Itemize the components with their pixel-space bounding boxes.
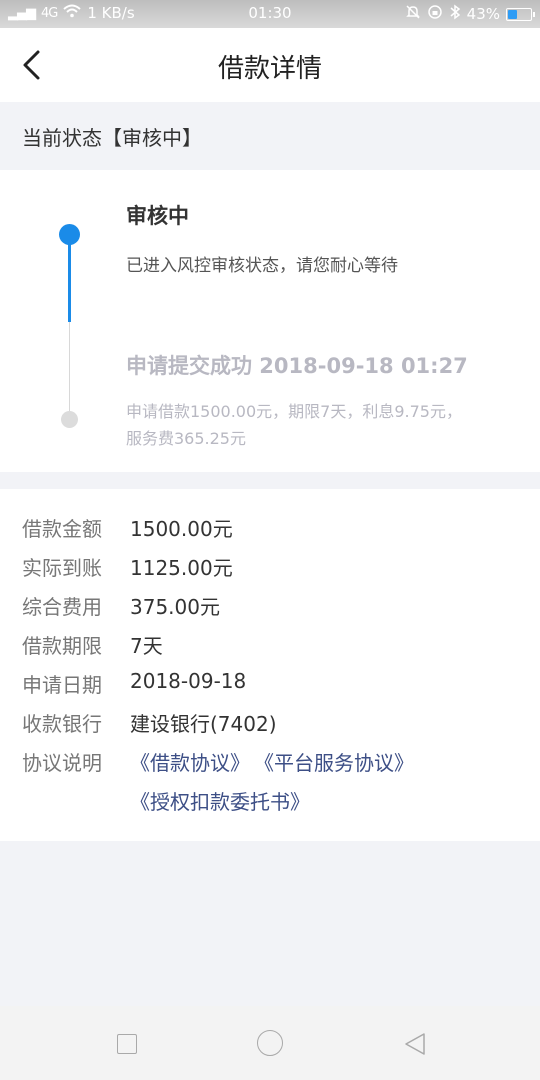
detail-label: 申请日期 (22, 673, 102, 697)
lock-rotation-icon (427, 4, 443, 24)
detail-value: 2018-09-18 (130, 669, 247, 693)
progress-timeline: 审核中 已进入风控审核状态，请您耐心等待 申请提交成功 2018-09-18 0… (0, 170, 540, 472)
current-state-bar: 当前状态【审核中】 (0, 102, 540, 170)
detail-label: 借款金额 (22, 517, 102, 541)
battery-icon (506, 7, 535, 21)
detail-label: 实际到账 (22, 556, 102, 580)
timeline-dot-inactive (61, 411, 78, 428)
detail-label: 综合费用 (22, 595, 102, 619)
detail-label: 收款银行 (22, 712, 102, 736)
service-agreement-link[interactable]: 《平台服务协议》 (254, 747, 414, 776)
bluetooth-icon (449, 4, 461, 24)
battery-percent: 43% (466, 5, 500, 23)
loan-agreement-link[interactable]: 《借款协议》 (130, 747, 250, 776)
detail-value: 7天 (130, 634, 163, 658)
step-title-previous: 申请提交成功 2018-09-18 01:27 (126, 354, 468, 378)
detail-label: 借款期限 (22, 634, 102, 658)
detail-value: 1500.00元 (130, 517, 233, 541)
recent-apps-icon[interactable] (117, 1034, 137, 1054)
timeline-line-rest (69, 322, 70, 418)
home-icon[interactable] (257, 1030, 283, 1056)
detail-value: 1125.00元 (130, 556, 233, 580)
loan-details: 借款金额 1500.00元 实际到账 1125.00元 综合费用 375.00元… (0, 489, 540, 841)
step-title-current: 审核中 (126, 204, 189, 228)
system-navigation-bar (0, 1006, 540, 1080)
agreements-label: 协议说明 (22, 751, 102, 775)
header-bar: 借款详情 (0, 28, 540, 102)
timeline-line-active (68, 236, 71, 322)
page-title: 借款详情 (217, 54, 322, 84)
step-desc-previous: 申请借款1500.00元，期限7天，利息9.75元，服务费365.25元 (126, 402, 462, 448)
detail-value: 375.00元 (130, 595, 220, 619)
mute-icon (405, 4, 421, 24)
current-state-text: 当前状态【审核中】 (22, 126, 202, 150)
status-right: 43% (405, 4, 535, 24)
status-bar: ▂▄▆ 4G 1 KB/s 01:30 43% (0, 0, 540, 28)
timeline-dot-active (59, 224, 80, 245)
step-desc-current: 已进入风控审核状态，请您耐心等待 (126, 256, 398, 276)
debit-authorization-link[interactable]: 《授权扣款委托书》 (130, 786, 310, 815)
detail-value: 建设银行(7402) (130, 712, 277, 736)
battery-level (508, 9, 518, 19)
back-triangle-icon[interactable] (402, 1031, 428, 1057)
☆ ☆ ☆
WORK TO COMPLETE: Switch "lock-rotation-icon" to "rotation-lock-icon" in the part of the entries that opens with the line containing "detail-label: 申请日期 (22, 673, 102, 697)" and closes with the line containing "current-state-bar: 当前状态【审核中】 (0, 102, 540, 170)", and give back only those lines with nothing else altered.

RIGHT ANSWER:
detail-label: 申请日期 (22, 673, 102, 697)
rotation-lock-icon (427, 4, 443, 24)
detail-value: 2018-09-18 (130, 669, 247, 693)
progress-timeline: 审核中 已进入风控审核状态，请您耐心等待 申请提交成功 2018-09-18 0… (0, 170, 540, 472)
current-state-bar: 当前状态【审核中】 (0, 102, 540, 170)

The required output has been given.